** START Supplied material **

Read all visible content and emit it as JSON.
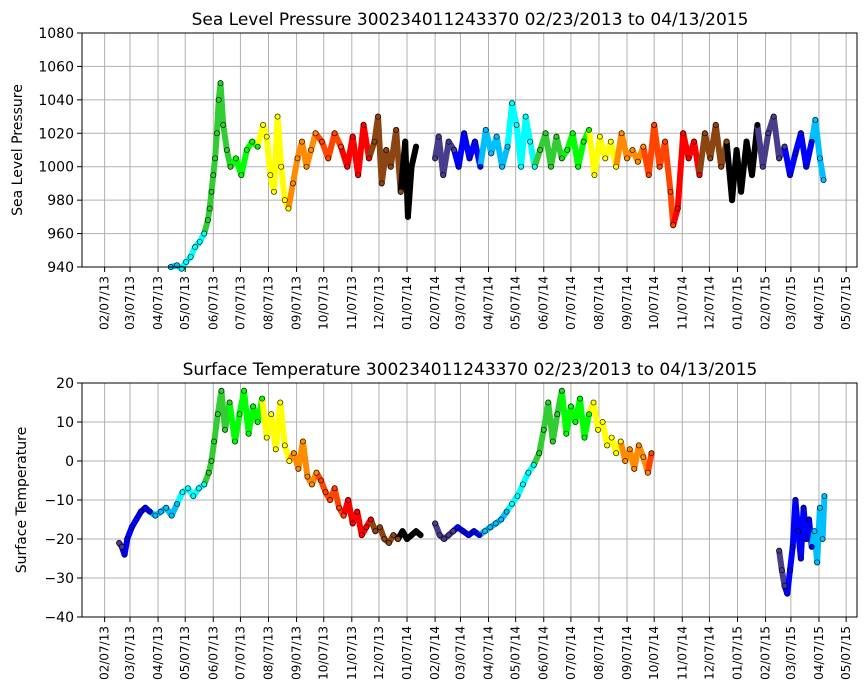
{
  "chart_data": [
    {
      "type": "scatter",
      "title": "Sea Level Pressure 300234011243370  02/23/2013 to 04/13/2015",
      "xlabel": "",
      "ylabel": "Sea Level Pressure",
      "ylim": [
        940,
        1080
      ],
      "yticks": [
        "940",
        "960",
        "980",
        "1000",
        "1020",
        "1040",
        "1060",
        "1080"
      ],
      "xlim": [
        "2013-01-13",
        "2015-05-19"
      ],
      "xticks": [
        "02/07/13",
        "03/07/13",
        "04/07/13",
        "05/07/13",
        "06/07/13",
        "07/07/13",
        "08/07/13",
        "09/07/13",
        "10/07/13",
        "11/07/13",
        "12/07/13",
        "01/07/14",
        "02/07/14",
        "03/07/14",
        "04/07/14",
        "05/07/14",
        "06/07/14",
        "07/07/14",
        "08/07/14",
        "09/07/14",
        "10/07/14",
        "11/07/14",
        "12/07/14",
        "01/07/15",
        "02/07/15",
        "03/07/15",
        "04/07/15",
        "05/07/15"
      ],
      "grid": true,
      "points": [
        [
          "2013-04-21",
          940
        ],
        [
          "2013-04-28",
          941
        ],
        [
          "2013-05-03",
          939
        ],
        [
          "2013-05-08",
          943
        ],
        [
          "2013-05-13",
          946
        ],
        [
          "2013-05-18",
          952
        ],
        [
          "2013-05-23",
          955
        ],
        [
          "2013-05-28",
          960
        ],
        [
          "2013-06-01",
          968
        ],
        [
          "2013-06-03",
          975
        ],
        [
          "2013-06-05",
          985
        ],
        [
          "2013-06-07",
          995
        ],
        [
          "2013-06-09",
          1005
        ],
        [
          "2013-06-11",
          1020
        ],
        [
          "2013-06-13",
          1040
        ],
        [
          "2013-06-15",
          1050
        ],
        [
          "2013-06-18",
          1025
        ],
        [
          "2013-06-22",
          1010
        ],
        [
          "2013-06-26",
          1000
        ],
        [
          "2013-07-02",
          1005
        ],
        [
          "2013-07-08",
          995
        ],
        [
          "2013-07-14",
          1010
        ],
        [
          "2013-07-20",
          1015
        ],
        [
          "2013-07-26",
          1012
        ],
        [
          "2013-08-01",
          1025
        ],
        [
          "2013-08-05",
          1018
        ],
        [
          "2013-08-09",
          995
        ],
        [
          "2013-08-13",
          985
        ],
        [
          "2013-08-17",
          1030
        ],
        [
          "2013-08-21",
          1000
        ],
        [
          "2013-08-25",
          980
        ],
        [
          "2013-08-29",
          975
        ],
        [
          "2013-09-03",
          990
        ],
        [
          "2013-09-08",
          1005
        ],
        [
          "2013-09-13",
          1015
        ],
        [
          "2013-09-18",
          1000
        ],
        [
          "2013-09-23",
          1010
        ],
        [
          "2013-09-28",
          1020
        ],
        [
          "2013-10-05",
          1015
        ],
        [
          "2013-10-12",
          1005
        ],
        [
          "2013-10-19",
          1020
        ],
        [
          "2013-10-26",
          1012
        ],
        [
          "2013-11-02",
          1000
        ],
        [
          "2013-11-08",
          1018
        ],
        [
          "2013-11-14",
          995
        ],
        [
          "2013-11-20",
          1025
        ],
        [
          "2013-11-26",
          1005
        ],
        [
          "2013-12-02",
          1015
        ],
        [
          "2013-12-06",
          1030
        ],
        [
          "2013-12-10",
          990
        ],
        [
          "2013-12-15",
          1010
        ],
        [
          "2013-12-20",
          1000
        ],
        [
          "2013-12-26",
          1022
        ],
        [
          "2013-12-31",
          985
        ],
        [
          "2014-01-05",
          1015
        ],
        [
          "2014-01-08",
          970
        ],
        [
          "2014-01-12",
          1000
        ],
        [
          "2014-01-17",
          1012
        ],
        [
          "2014-02-07",
          1005
        ],
        [
          "2014-02-11",
          1018
        ],
        [
          "2014-02-16",
          995
        ],
        [
          "2014-02-22",
          1015
        ],
        [
          "2014-02-28",
          1010
        ],
        [
          "2014-03-05",
          1000
        ],
        [
          "2014-03-11",
          1020
        ],
        [
          "2014-03-17",
          1005
        ],
        [
          "2014-03-23",
          1015
        ],
        [
          "2014-03-29",
          1000
        ],
        [
          "2014-04-04",
          1022
        ],
        [
          "2014-04-10",
          1008
        ],
        [
          "2014-04-16",
          1018
        ],
        [
          "2014-04-22",
          1000
        ],
        [
          "2014-04-28",
          1012
        ],
        [
          "2014-05-03",
          1038
        ],
        [
          "2014-05-08",
          1025
        ],
        [
          "2014-05-13",
          1000
        ],
        [
          "2014-05-18",
          1030
        ],
        [
          "2014-05-23",
          1015
        ],
        [
          "2014-05-28",
          1000
        ],
        [
          "2014-06-03",
          1010
        ],
        [
          "2014-06-09",
          1020
        ],
        [
          "2014-06-15",
          1000
        ],
        [
          "2014-06-21",
          1018
        ],
        [
          "2014-06-27",
          1005
        ],
        [
          "2014-07-03",
          1010
        ],
        [
          "2014-07-09",
          1020
        ],
        [
          "2014-07-15",
          1000
        ],
        [
          "2014-07-21",
          1015
        ],
        [
          "2014-07-27",
          1022
        ],
        [
          "2014-08-02",
          995
        ],
        [
          "2014-08-08",
          1018
        ],
        [
          "2014-08-14",
          1005
        ],
        [
          "2014-08-20",
          1015
        ],
        [
          "2014-08-26",
          1000
        ],
        [
          "2014-09-01",
          1020
        ],
        [
          "2014-09-07",
          1005
        ],
        [
          "2014-09-13",
          1010
        ],
        [
          "2014-09-19",
          1003
        ],
        [
          "2014-09-25",
          1012
        ],
        [
          "2014-10-01",
          995
        ],
        [
          "2014-10-07",
          1025
        ],
        [
          "2014-10-13",
          1000
        ],
        [
          "2014-10-19",
          1015
        ],
        [
          "2014-10-25",
          985
        ],
        [
          "2014-10-28",
          965
        ],
        [
          "2014-11-02",
          975
        ],
        [
          "2014-11-08",
          1020
        ],
        [
          "2014-11-14",
          1005
        ],
        [
          "2014-11-20",
          1015
        ],
        [
          "2014-11-26",
          995
        ],
        [
          "2014-12-02",
          1020
        ],
        [
          "2014-12-08",
          1005
        ],
        [
          "2014-12-14",
          1025
        ],
        [
          "2014-12-20",
          1000
        ],
        [
          "2014-12-26",
          1015
        ],
        [
          "2015-01-01",
          980
        ],
        [
          "2015-01-06",
          1010
        ],
        [
          "2015-01-11",
          985
        ],
        [
          "2015-01-17",
          1015
        ],
        [
          "2015-01-23",
          995
        ],
        [
          "2015-01-29",
          1025
        ],
        [
          "2015-02-04",
          1000
        ],
        [
          "2015-02-10",
          1020
        ],
        [
          "2015-02-16",
          1030
        ],
        [
          "2015-02-22",
          1005
        ],
        [
          "2015-02-28",
          1012
        ],
        [
          "2015-03-06",
          995
        ],
        [
          "2015-03-12",
          1008
        ],
        [
          "2015-03-18",
          1020
        ],
        [
          "2015-03-24",
          1000
        ],
        [
          "2015-03-30",
          1015
        ],
        [
          "2015-04-03",
          1028
        ],
        [
          "2015-04-08",
          1005
        ],
        [
          "2015-04-12",
          992
        ]
      ]
    },
    {
      "type": "scatter",
      "title": "Surface Temperature 300234011243370  02/23/2013 to 04/13/2015",
      "xlabel": "",
      "ylabel": "Surface Temperature",
      "ylim": [
        -40,
        20
      ],
      "yticks": [
        "−40",
        "−30",
        "−20",
        "−10",
        "0",
        "10",
        "20"
      ],
      "xlim": [
        "2013-01-13",
        "2015-05-19"
      ],
      "xticks": [
        "02/07/13",
        "03/07/13",
        "04/07/13",
        "05/07/13",
        "06/07/13",
        "07/07/13",
        "08/07/13",
        "09/07/13",
        "10/07/13",
        "11/07/13",
        "12/07/13",
        "01/07/14",
        "02/07/14",
        "03/07/14",
        "04/07/14",
        "05/07/14",
        "06/07/14",
        "07/07/14",
        "08/07/14",
        "09/07/14",
        "10/07/14",
        "11/07/14",
        "12/07/14",
        "01/07/15",
        "02/07/15",
        "03/07/15",
        "04/07/15",
        "05/07/15"
      ],
      "grid": true,
      "points": [
        [
          "2013-02-23",
          -21
        ],
        [
          "2013-02-26",
          -22
        ],
        [
          "2013-03-01",
          -24
        ],
        [
          "2013-03-04",
          -20
        ],
        [
          "2013-03-09",
          -17
        ],
        [
          "2013-03-14",
          -15
        ],
        [
          "2013-03-19",
          -13
        ],
        [
          "2013-03-24",
          -12
        ],
        [
          "2013-03-29",
          -13
        ],
        [
          "2013-04-04",
          -14
        ],
        [
          "2013-04-10",
          -13
        ],
        [
          "2013-04-16",
          -12
        ],
        [
          "2013-04-22",
          -14
        ],
        [
          "2013-04-28",
          -11
        ],
        [
          "2013-05-04",
          -8
        ],
        [
          "2013-05-10",
          -7
        ],
        [
          "2013-05-16",
          -9
        ],
        [
          "2013-05-22",
          -7
        ],
        [
          "2013-05-28",
          -6
        ],
        [
          "2013-06-02",
          -3
        ],
        [
          "2013-06-05",
          0
        ],
        [
          "2013-06-08",
          5
        ],
        [
          "2013-06-12",
          12
        ],
        [
          "2013-06-16",
          18
        ],
        [
          "2013-06-20",
          8
        ],
        [
          "2013-06-25",
          15
        ],
        [
          "2013-07-01",
          5
        ],
        [
          "2013-07-06",
          12
        ],
        [
          "2013-07-11",
          18
        ],
        [
          "2013-07-16",
          7
        ],
        [
          "2013-07-21",
          14
        ],
        [
          "2013-07-26",
          10
        ],
        [
          "2013-07-31",
          16
        ],
        [
          "2013-08-05",
          6
        ],
        [
          "2013-08-10",
          12
        ],
        [
          "2013-08-15",
          3
        ],
        [
          "2013-08-20",
          15
        ],
        [
          "2013-08-25",
          4
        ],
        [
          "2013-08-30",
          0
        ],
        [
          "2013-09-04",
          2
        ],
        [
          "2013-09-09",
          -2
        ],
        [
          "2013-09-14",
          5
        ],
        [
          "2013-09-19",
          -4
        ],
        [
          "2013-09-24",
          -6
        ],
        [
          "2013-09-29",
          -3
        ],
        [
          "2013-10-04",
          -5
        ],
        [
          "2013-10-09",
          -8
        ],
        [
          "2013-10-14",
          -10
        ],
        [
          "2013-10-19",
          -7
        ],
        [
          "2013-10-24",
          -12
        ],
        [
          "2013-10-29",
          -14
        ],
        [
          "2013-11-03",
          -10
        ],
        [
          "2013-11-08",
          -16
        ],
        [
          "2013-11-13",
          -13
        ],
        [
          "2013-11-18",
          -19
        ],
        [
          "2013-11-23",
          -17
        ],
        [
          "2013-11-28",
          -15
        ],
        [
          "2013-12-03",
          -18
        ],
        [
          "2013-12-08",
          -17
        ],
        [
          "2013-12-13",
          -20
        ],
        [
          "2013-12-18",
          -21
        ],
        [
          "2013-12-23",
          -19
        ],
        [
          "2013-12-28",
          -20
        ],
        [
          "2014-01-02",
          -18
        ],
        [
          "2014-01-07",
          -20
        ],
        [
          "2014-01-12",
          -19
        ],
        [
          "2014-01-17",
          -18
        ],
        [
          "2014-01-22",
          -19
        ],
        [
          "2014-02-07",
          -16
        ],
        [
          "2014-02-12",
          -19
        ],
        [
          "2014-02-17",
          -20
        ],
        [
          "2014-02-22",
          -19
        ],
        [
          "2014-02-27",
          -18
        ],
        [
          "2014-03-04",
          -17
        ],
        [
          "2014-03-10",
          -18
        ],
        [
          "2014-03-16",
          -19
        ],
        [
          "2014-03-22",
          -18
        ],
        [
          "2014-03-28",
          -19
        ],
        [
          "2014-04-03",
          -18
        ],
        [
          "2014-04-09",
          -17
        ],
        [
          "2014-04-15",
          -16
        ],
        [
          "2014-04-21",
          -15
        ],
        [
          "2014-04-27",
          -13
        ],
        [
          "2014-05-03",
          -11
        ],
        [
          "2014-05-09",
          -9
        ],
        [
          "2014-05-15",
          -6
        ],
        [
          "2014-05-21",
          -3
        ],
        [
          "2014-05-27",
          -1
        ],
        [
          "2014-06-02",
          2
        ],
        [
          "2014-06-07",
          8
        ],
        [
          "2014-06-12",
          15
        ],
        [
          "2014-06-17",
          5
        ],
        [
          "2014-06-22",
          12
        ],
        [
          "2014-06-27",
          18
        ],
        [
          "2014-07-02",
          7
        ],
        [
          "2014-07-07",
          14
        ],
        [
          "2014-07-12",
          10
        ],
        [
          "2014-07-17",
          16
        ],
        [
          "2014-07-22",
          6
        ],
        [
          "2014-07-27",
          12
        ],
        [
          "2014-08-01",
          15
        ],
        [
          "2014-08-06",
          8
        ],
        [
          "2014-08-11",
          10
        ],
        [
          "2014-08-16",
          4
        ],
        [
          "2014-08-21",
          6
        ],
        [
          "2014-08-26",
          2
        ],
        [
          "2014-08-31",
          5
        ],
        [
          "2014-09-05",
          0
        ],
        [
          "2014-09-10",
          3
        ],
        [
          "2014-09-15",
          -2
        ],
        [
          "2014-09-20",
          4
        ],
        [
          "2014-09-25",
          1
        ],
        [
          "2014-09-30",
          -3
        ],
        [
          "2014-10-04",
          2
        ],
        [
          "2015-02-22",
          -23
        ],
        [
          "2015-02-25",
          -28
        ],
        [
          "2015-02-28",
          -32
        ],
        [
          "2015-03-03",
          -34
        ],
        [
          "2015-03-06",
          -28
        ],
        [
          "2015-03-09",
          -22
        ],
        [
          "2015-03-12",
          -10
        ],
        [
          "2015-03-15",
          -18
        ],
        [
          "2015-03-18",
          -25
        ],
        [
          "2015-03-21",
          -12
        ],
        [
          "2015-03-24",
          -20
        ],
        [
          "2015-03-27",
          -15
        ],
        [
          "2015-03-30",
          -22
        ],
        [
          "2015-04-02",
          -18
        ],
        [
          "2015-04-05",
          -26
        ],
        [
          "2015-04-08",
          -12
        ],
        [
          "2015-04-11",
          -20
        ],
        [
          "2015-04-13",
          -9
        ]
      ]
    }
  ]
}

** END Supplied material **

▸ Stated exercise
Check each line above for the word "Surface", and copy the lines where it appears.

▸ Written answer
      "title": "Surface Temperature 300234011243370  02/23/2013 to 04/13/2015",
      "ylabel": "Surface Temperature",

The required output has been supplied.